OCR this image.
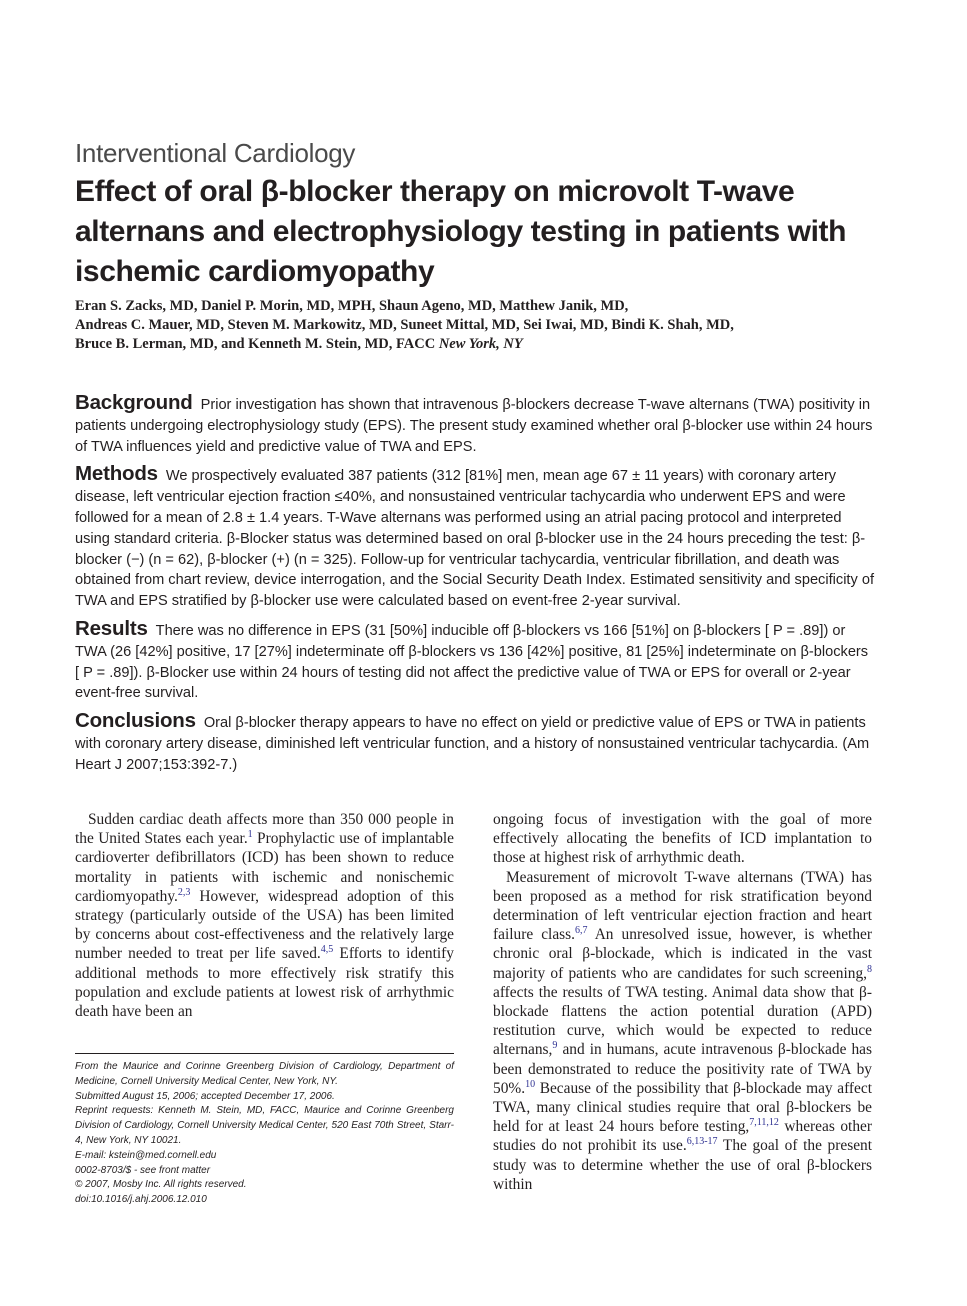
Interventional Cardiology
Effect of oral β-blocker therapy on microvolt T-wave alternans and electrophysiology testing in patients with ischemic cardiomyopathy
Eran S. Zacks, MD, Daniel P. Morin, MD, MPH, Shaun Ageno, MD, Matthew Janik, MD,
Andreas C. Mauer, MD, Steven M. Markowitz, MD, Suneet Mittal, MD, Sei Iwai, MD, Bindi K. Shah, MD,
Bruce B. Lerman, MD, and Kenneth M. Stein, MD, FACC New York, NY

Background Prior investigation has shown that intravenous β-blockers decrease T-wave alternans (TWA) positivity in patients undergoing electrophysiology study (EPS). The present study examined whether oral β-blocker use within 24 hours of TWA influences yield and predictive value of TWA and EPS.

Methods We prospectively evaluated 387 patients (312 [81%] men, mean age 67 ± 11 years) with coronary artery disease, left ventricular ejection fraction ≤40%, and nonsustained ventricular tachycardia who underwent EPS and were followed for a mean of 2.8 ± 1.4 years. T-Wave alternans was performed using an atrial pacing protocol and interpreted using standard criteria. β-Blocker status was determined based on oral β-blocker use in the 24 hours preceding the test: β-blocker (−) (n = 62), β-blocker (+) (n = 325). Follow-up for ventricular tachycardia, ventricular fibrillation, and death was obtained from chart review, device interrogation, and the Social Security Death Index. Estimated sensitivity and specificity of TWA and EPS stratified by β-blocker use were calculated based on event-free 2-year survival.

Results There was no difference in EPS (31 [50%] inducible off β-blockers vs 166 [51%] on β-blockers [ P = .89]) or TWA (26 [42%] positive, 17 [27%] indeterminate off β-blockers vs 136 [42%] positive, 81 [25%] indeterminate on β-blockers [ P = .89]). β-Blocker use within 24 hours of testing did not affect the predictive value of TWA or EPS for overall or 2-year event-free survival.

Conclusions Oral β-blocker therapy appears to have no effect on yield or predictive value of EPS or TWA in patients with coronary artery disease, diminished left ventricular function, and a history of nonsustained ventricular tachycardia. (Am Heart J 2007;153:392-7.)

Sudden cardiac death affects more than 350 000 people in the United States each year.$^1$ Prophylactic use of implantable cardioverter defibrillators (ICD) has been shown to reduce mortality in patients with ischemic and nonischemic cardiomyopathy.$^{2,3}$ However, widespread adoption of this strategy (particularly outside of the USA) has been limited by concerns about cost-effectiveness and the relatively large number needed to treat per life saved.$^{4,5}$ Efforts to identify additional methods to more effectively risk stratify this population and exclude patients at lowest risk of arrhythmic death have been an

From the Maurice and Corinne Greenberg Division of Cardiology, Department of Medicine, Cornell University Medical Center, New York, NY.
Submitted August 15, 2006; accepted December 17, 2006.
Reprint requests: Kenneth M. Stein, MD, FACC, Maurice and Corinne Greenberg Division of Cardiology, Cornell University Medical Center, 520 East 70th Street, Starr-4, New York, NY 10021.
E-mail: kstein@med.cornell.edu
0002-8703/$ - see front matter
© 2007, Mosby Inc. All rights reserved.
doi:10.1016/j.ahj.2006.12.010

ongoing focus of investigation with the goal of more effectively allocating the benefits of ICD implantation to those at highest risk of arrhythmic death.

Measurement of microvolt T-wave alternans (TWA) has been proposed as a method for risk stratification beyond determination of left ventricular ejection fraction and heart failure class.$^{6,7}$ An unresolved issue, however, is whether chronic oral β-blockade, which is indicated in the vast majority of patients who are candidates for such screening,$^8$ affects the results of TWA testing. Animal data show that β-blockade flattens the action potential duration (APD) restitution curve, which would be expected to reduce alternans,$^9$ and in humans, acute intravenous β-blockade has been demonstrated to reduce the positivity rate of TWA by 50%.$^{10}$ Because of the possibility that β-blockade may affect TWA, many clinical studies require that oral β-blockers be held for at least 24 hours before testing,$^{7,11,12}$ whereas other studies do not prohibit its use.$^{6,13-17}$ The goal of the present study was to determine whether the use of oral β-blockers within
☆ ☆ ☆ ☆ ☆ ☆ ☆
Verbatim repetition of the entries is required, excluding any pictures.

== Output of the task ==
OCR this image.
Interventional Cardiology
Effect of oral β-blocker therapy on microvolt T-wave alternans and electrophysiology testing in patients with ischemic cardiomyopathy
Eran S. Zacks, MD, Daniel P. Morin, MD, MPH, Shaun Ageno, MD, Matthew Janik, MD,
Andreas C. Mauer, MD, Steven M. Markowitz, MD, Suneet Mittal, MD, Sei Iwai, MD, Bindi K. Shah, MD,
Bruce B. Lerman, MD, and Kenneth M. Stein, MD, FACC New York, NY

Background Prior investigation has shown that intravenous β-blockers decrease T-wave alternans (TWA) positivity in patients undergoing electrophysiology study (EPS). The present study examined whether oral β-blocker use within 24 hours of TWA influences yield and predictive value of TWA and EPS.

Methods We prospectively evaluated 387 patients (312 [81%] men, mean age 67 ± 11 years) with coronary artery disease, left ventricular ejection fraction ≤40%, and nonsustained ventricular tachycardia who underwent EPS and were followed for a mean of 2.8 ± 1.4 years. T-Wave alternans was performed using an atrial pacing protocol and interpreted using standard criteria. β-Blocker status was determined based on oral β-blocker use in the 24 hours preceding the test: β-blocker (−) (n = 62), β-blocker (+) (n = 325). Follow-up for ventricular tachycardia, ventricular fibrillation, and death was obtained from chart review, device interrogation, and the Social Security Death Index. Estimated sensitivity and specificity of TWA and EPS stratified by β-blocker use were calculated based on event-free 2-year survival.

Results There was no difference in EPS (31 [50%] inducible off β-blockers vs 166 [51%] on β-blockers [ P = .89]) or TWA (26 [42%] positive, 17 [27%] indeterminate off β-blockers vs 136 [42%] positive, 81 [25%] indeterminate on β-blockers [ P = .89]). β-Blocker use within 24 hours of testing did not affect the predictive value of TWA or EPS for overall or 2-year event-free survival.

Conclusions Oral β-blocker therapy appears to have no effect on yield or predictive value of EPS or TWA in patients with coronary artery disease, diminished left ventricular function, and a history of nonsustained ventricular tachycardia. (Am Heart J 2007;153:392-7.)

Sudden cardiac death affects more than 350 000 people in the United States each year.$^1$ Prophylactic use of implantable cardioverter defibrillators (ICD) has been shown to reduce mortality in patients with ischemic and nonischemic cardiomyopathy.$^{2,3}$ However, widespread adoption of this strategy (particularly outside of the USA) has been limited by concerns about cost-effectiveness and the relatively large number needed to treat per life saved.$^{4,5}$ Efforts to identify additional methods to more effectively risk stratify this population and exclude patients at lowest risk of arrhythmic death have been an

From the Maurice and Corinne Greenberg Division of Cardiology, Department of Medicine, Cornell University Medical Center, New York, NY.
Submitted August 15, 2006; accepted December 17, 2006.
Reprint requests: Kenneth M. Stein, MD, FACC, Maurice and Corinne Greenberg Division of Cardiology, Cornell University Medical Center, 520 East 70th Street, Starr-4, New York, NY 10021.
E-mail: kstein@med.cornell.edu
0002-8703/$ - see front matter
© 2007, Mosby Inc. All rights reserved.
doi:10.1016/j.ahj.2006.12.010

ongoing focus of investigation with the goal of more effectively allocating the benefits of ICD implantation to those at highest risk of arrhythmic death.

Measurement of microvolt T-wave alternans (TWA) has been proposed as a method for risk stratification beyond determination of left ventricular ejection fraction and heart failure class.$^{6,7}$ An unresolved issue, however, is whether chronic oral β-blockade, which is indicated in the vast majority of patients who are candidates for such screening,$^8$ affects the results of TWA testing. Animal data show that β-blockade flattens the action potential duration (APD) restitution curve, which would be expected to reduce alternans,$^9$ and in humans, acute intravenous β-blockade has been demonstrated to reduce the positivity rate of TWA by 50%.$^{10}$ Because of the possibility that β-blockade may affect TWA, many clinical studies require that oral β-blockers be held for at least 24 hours before testing,$^{7,11,12}$ whereas other studies do not prohibit its use.$^{6,13-17}$ The goal of the present study was to determine whether the use of oral β-blockers within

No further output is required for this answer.